* Start *

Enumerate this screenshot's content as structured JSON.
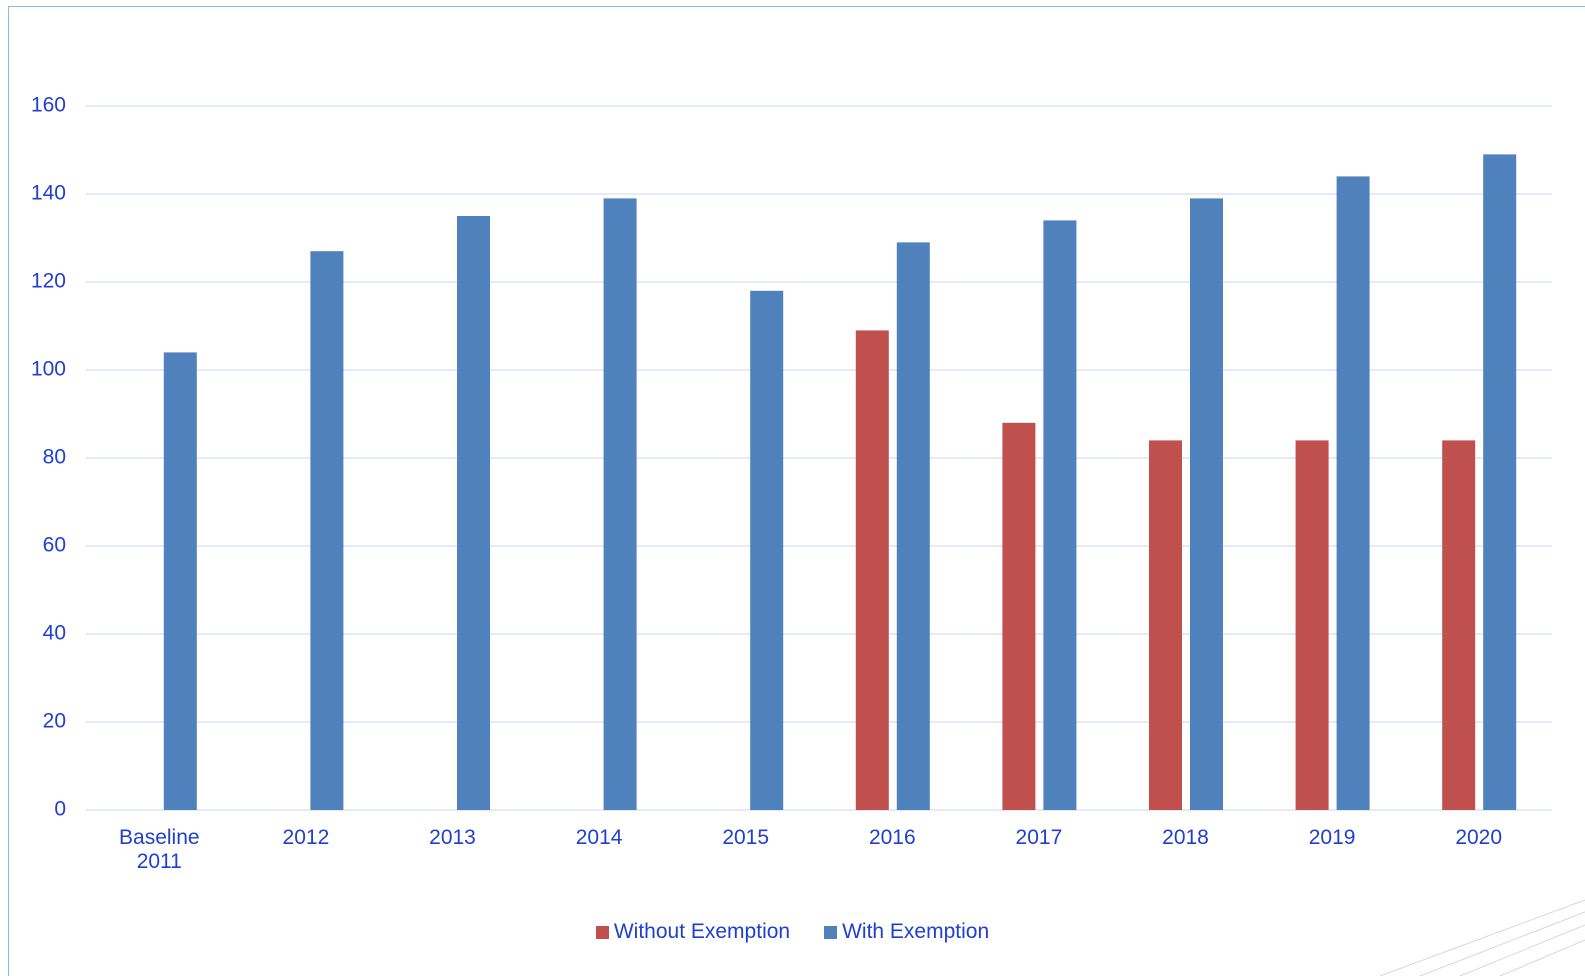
{
  "chart_data": {
    "type": "bar",
    "categories": [
      "Baseline 2011",
      "2012",
      "2013",
      "2014",
      "2015",
      "2016",
      "2017",
      "2018",
      "2019",
      "2020"
    ],
    "series": [
      {
        "name": "Without Exemption",
        "color": "#c0504d",
        "values": [
          null,
          null,
          null,
          null,
          null,
          109,
          88,
          84,
          84,
          84
        ]
      },
      {
        "name": "With Exemption",
        "color": "#4f81bd",
        "values": [
          104,
          127,
          135,
          139,
          118,
          129,
          134,
          139,
          144,
          149
        ]
      }
    ],
    "ylim": [
      0,
      160
    ],
    "yticks": [
      0,
      20,
      40,
      60,
      80,
      100,
      120,
      140,
      160
    ],
    "grid": true,
    "legend": "bottom"
  }
}
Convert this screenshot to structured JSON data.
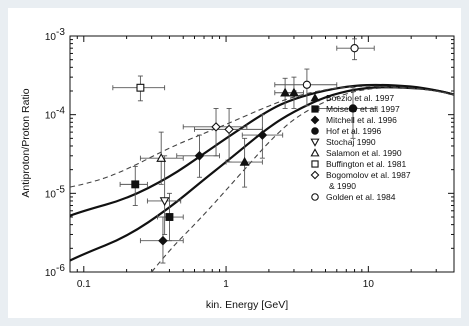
{
  "chart_data": {
    "type": "scatter",
    "title": "",
    "xlabel": "kin. Energy  [GeV]",
    "ylabel": "Antiproton/Proton Ratio",
    "xscale": "log",
    "yscale": "log",
    "xlim": [
      0.08,
      40
    ],
    "ylim": [
      1e-06,
      0.001
    ],
    "x_ticks": [
      {
        "value": 0.1,
        "label": "0.1"
      },
      {
        "value": 1,
        "label": "1"
      },
      {
        "value": 10,
        "label": "10"
      }
    ],
    "y_ticks": [
      {
        "value": 1e-06,
        "label": "10",
        "exp": "-6"
      },
      {
        "value": 1e-05,
        "label": "10",
        "exp": "-5"
      },
      {
        "value": 0.0001,
        "label": "10",
        "exp": "-4"
      },
      {
        "value": 0.001,
        "label": "10",
        "exp": "-3"
      }
    ],
    "legend_position": "right",
    "series": [
      {
        "name": "Boezio et al. 1997",
        "marker": "triangle-filled",
        "points": [
          {
            "x": 1.35,
            "y": 2.5e-05,
            "xerr": [
              1.0,
              1.8
            ],
            "yerr": [
              1.2e-05,
              5e-05
            ]
          },
          {
            "x": 2.6,
            "y": 0.00019,
            "xerr": [
              2.2,
              3.1
            ],
            "yerr": [
              0.00012,
              0.00029
            ]
          },
          {
            "x": 3.0,
            "y": 0.00019,
            "xerr": [
              2.6,
              3.5
            ],
            "yerr": [
              0.00012,
              0.0003
            ]
          }
        ]
      },
      {
        "name": "Moiseev et al. 1997",
        "marker": "square-filled",
        "points": [
          {
            "x": 0.23,
            "y": 1.3e-05,
            "xerr": [
              0.18,
              0.28
            ],
            "yerr": [
              7e-06,
              2.2e-05
            ]
          },
          {
            "x": 0.4,
            "y": 5e-06,
            "xerr": [
              0.33,
              0.5
            ],
            "yerr": [
              2.5e-06,
              1e-05
            ]
          }
        ]
      },
      {
        "name": "Mitchell et al. 1996",
        "marker": "diamond-filled",
        "points": [
          {
            "x": 0.36,
            "y": 2.5e-06,
            "xerr": [
              0.25,
              0.5
            ],
            "yerr": [
              1.3e-06,
              5e-06
            ]
          },
          {
            "x": 0.65,
            "y": 3e-05,
            "xerr": [
              0.45,
              0.9
            ],
            "yerr": [
              1.6e-05,
              5.5e-05
            ]
          },
          {
            "x": 1.8,
            "y": 5.5e-05,
            "xerr": [
              1.3,
              2.5
            ],
            "yerr": [
              2.8e-05,
              0.0001
            ]
          }
        ]
      },
      {
        "name": "Hof et al. 1996",
        "marker": "circle-filled",
        "points": [
          {
            "x": 7.8,
            "y": 0.00012,
            "xerr": [
              4.5,
              11.5
            ],
            "yerr": [
              5e-05,
              0.00022
            ]
          }
        ]
      },
      {
        "name": "Stochaj 1990",
        "marker": "triangle-down-open",
        "points": [
          {
            "x": 0.37,
            "y": 8e-06,
            "xerr": [
              0.28,
              0.48
            ],
            "yerr": [
              3e-06,
              3e-05
            ]
          }
        ]
      },
      {
        "name": "Salamon et al. 1990",
        "marker": "triangle-open",
        "points": [
          {
            "x": 0.35,
            "y": 2.8e-05,
            "xerr": [
              0.25,
              0.5
            ],
            "yerr": [
              1.3e-05,
              6e-05
            ]
          }
        ]
      },
      {
        "name": "Buffington et al. 1981",
        "marker": "square-open",
        "points": [
          {
            "x": 0.25,
            "y": 0.00022,
            "xerr": [
              0.16,
              0.37
            ],
            "yerr": [
              0.00015,
              0.00031
            ]
          }
        ]
      },
      {
        "name": "Bogomolov et al. 1987\n& 1990",
        "marker": "diamond-open",
        "points": [
          {
            "x": 0.85,
            "y": 7e-05,
            "xerr": [
              0.5,
              1.4
            ],
            "yerr": [
              3e-05,
              0.00012
            ]
          },
          {
            "x": 1.05,
            "y": 6.5e-05,
            "xerr": [
              0.6,
              1.8
            ],
            "yerr": [
              2.5e-05,
              0.00012
            ]
          }
        ]
      },
      {
        "name": "Golden et al. 1984",
        "marker": "circle-open",
        "points": [
          {
            "x": 3.7,
            "y": 0.00024,
            "xerr": [
              2.2,
              6.0
            ],
            "yerr": [
              0.00013,
              0.00038
            ]
          },
          {
            "x": 8.0,
            "y": 0.0007,
            "xerr": [
              6.0,
              11.0
            ],
            "yerr": [
              0.0005,
              0.00092
            ]
          }
        ]
      }
    ],
    "curves": [
      {
        "style": "solid",
        "x": [
          0.08,
          0.1,
          0.2,
          0.4,
          0.7,
          1.0,
          2.0,
          3.0,
          5.0,
          8.0,
          12.0,
          20.0,
          30.0,
          40.0
        ],
        "y": [
          5.2e-06,
          6e-06,
          8.5e-06,
          1.6e-05,
          3.2e-05,
          5e-05,
          0.000115,
          0.00016,
          0.000205,
          0.000235,
          0.00024,
          0.00023,
          0.000205,
          0.00018
        ]
      },
      {
        "style": "solid",
        "x": [
          0.08,
          0.1,
          0.2,
          0.4,
          0.7,
          1.0,
          2.0,
          3.0,
          5.0,
          8.0,
          12.0,
          20.0,
          30.0,
          40.0
        ],
        "y": [
          1.4e-06,
          1.7e-06,
          2.8e-06,
          6.5e-06,
          1.5e-05,
          2.5e-05,
          7e-05,
          0.00011,
          0.00017,
          0.00021,
          0.000225,
          0.00022,
          0.000205,
          0.00018
        ]
      },
      {
        "style": "dashed",
        "x": [
          0.08,
          0.12,
          0.2,
          0.4,
          0.7,
          1.0,
          2.0,
          3.0,
          5.0,
          8.0,
          12.0,
          20.0,
          30.0,
          40.0
        ],
        "y": [
          1.2e-05,
          1.4e-05,
          2e-05,
          3.8e-05,
          5.8e-05,
          7.5e-05,
          0.00013,
          0.00017,
          0.00021,
          0.00023,
          0.00023,
          0.00022,
          0.0002,
          0.00018
        ]
      },
      {
        "style": "dashed",
        "x": [
          0.3,
          0.4,
          0.6,
          0.8,
          1.0,
          1.5,
          2.0,
          3.0,
          5.0,
          8.0,
          12.0,
          20.0,
          30.0,
          40.0
        ],
        "y": [
          1e-06,
          1.9e-06,
          4e-06,
          7e-06,
          1.1e-05,
          2.5e-05,
          4.5e-05,
          9e-05,
          0.00015,
          0.0002,
          0.00022,
          0.00022,
          0.0002,
          0.00018
        ]
      }
    ]
  }
}
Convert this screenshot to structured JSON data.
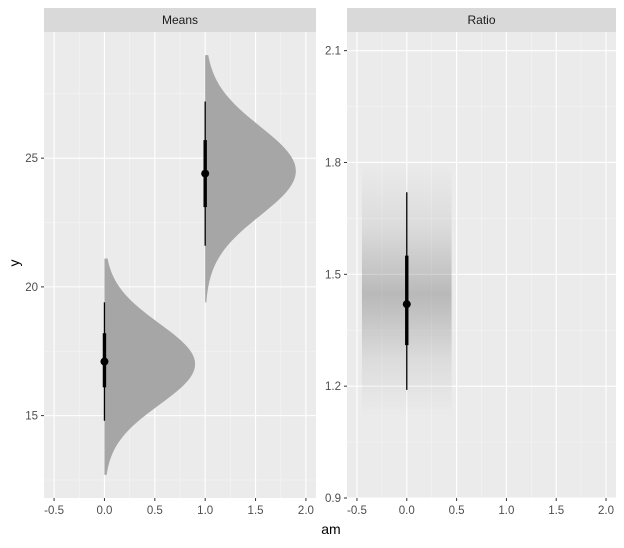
{
  "chart_data": {
    "type": "faceted-interval",
    "xlabel": "am",
    "ylabel": "y",
    "panels": [
      {
        "strip": "Means",
        "xlim": [
          -0.6,
          2.1
        ],
        "xticks": [
          "-0.5",
          "0.0",
          "0.5",
          "1.0",
          "1.5",
          "2.0"
        ],
        "xtick_values": [
          -0.5,
          0,
          0.5,
          1.0,
          1.5,
          2.0
        ],
        "ylim": [
          11.8,
          29.9
        ],
        "yticks": [
          "15",
          "20",
          "25"
        ],
        "ytick_values": [
          15,
          20,
          25
        ],
        "geom": "half-eye",
        "groups": [
          {
            "x": 0,
            "point": 17.1,
            "inner": [
              16.1,
              18.2
            ],
            "outer": [
              14.8,
              19.4
            ],
            "density_range": [
              12.7,
              21.1
            ],
            "density_peak": 17.0
          },
          {
            "x": 1,
            "point": 24.4,
            "inner": [
              23.1,
              25.7
            ],
            "outer": [
              21.6,
              27.2
            ],
            "density_range": [
              19.4,
              29.0
            ],
            "density_peak": 24.5
          }
        ]
      },
      {
        "strip": "Ratio",
        "xlim": [
          -0.6,
          2.1
        ],
        "xticks": [
          "-0.5",
          "0.0",
          "0.5",
          "1.0",
          "1.5",
          "2.0"
        ],
        "xtick_values": [
          -0.5,
          0,
          0.5,
          1.0,
          1.5,
          2.0
        ],
        "ylim": [
          0.9,
          2.15
        ],
        "yticks": [
          "0.9",
          "1.2",
          "1.5",
          "1.8",
          "2.1"
        ],
        "ytick_values": [
          0.9,
          1.2,
          1.5,
          1.8,
          2.1
        ],
        "geom": "gradient-interval",
        "groups": [
          {
            "x": 0,
            "point": 1.42,
            "inner": [
              1.31,
              1.55
            ],
            "outer": [
              1.19,
              1.72
            ],
            "gradient_range": [
              1.12,
              1.8
            ],
            "gradient_peak": 1.42
          }
        ]
      }
    ]
  },
  "colors": {
    "panel_bg": "#ebebeb",
    "grid_major": "#ffffff",
    "grid_minor": "#f5f5f5",
    "strip_bg": "#d9d9d9",
    "density_fill": "#a6a6a6",
    "interval": "#000000",
    "tick_text": "#4d4d4d",
    "strip_text": "#1a1a1a"
  }
}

* End *

-- Task details --
Lines containing the word "ylabel" must all be returned from the material above.

-- The answer --
    "ylabel": "Antiproton/Proton Ratio",
    "ylabel": "y",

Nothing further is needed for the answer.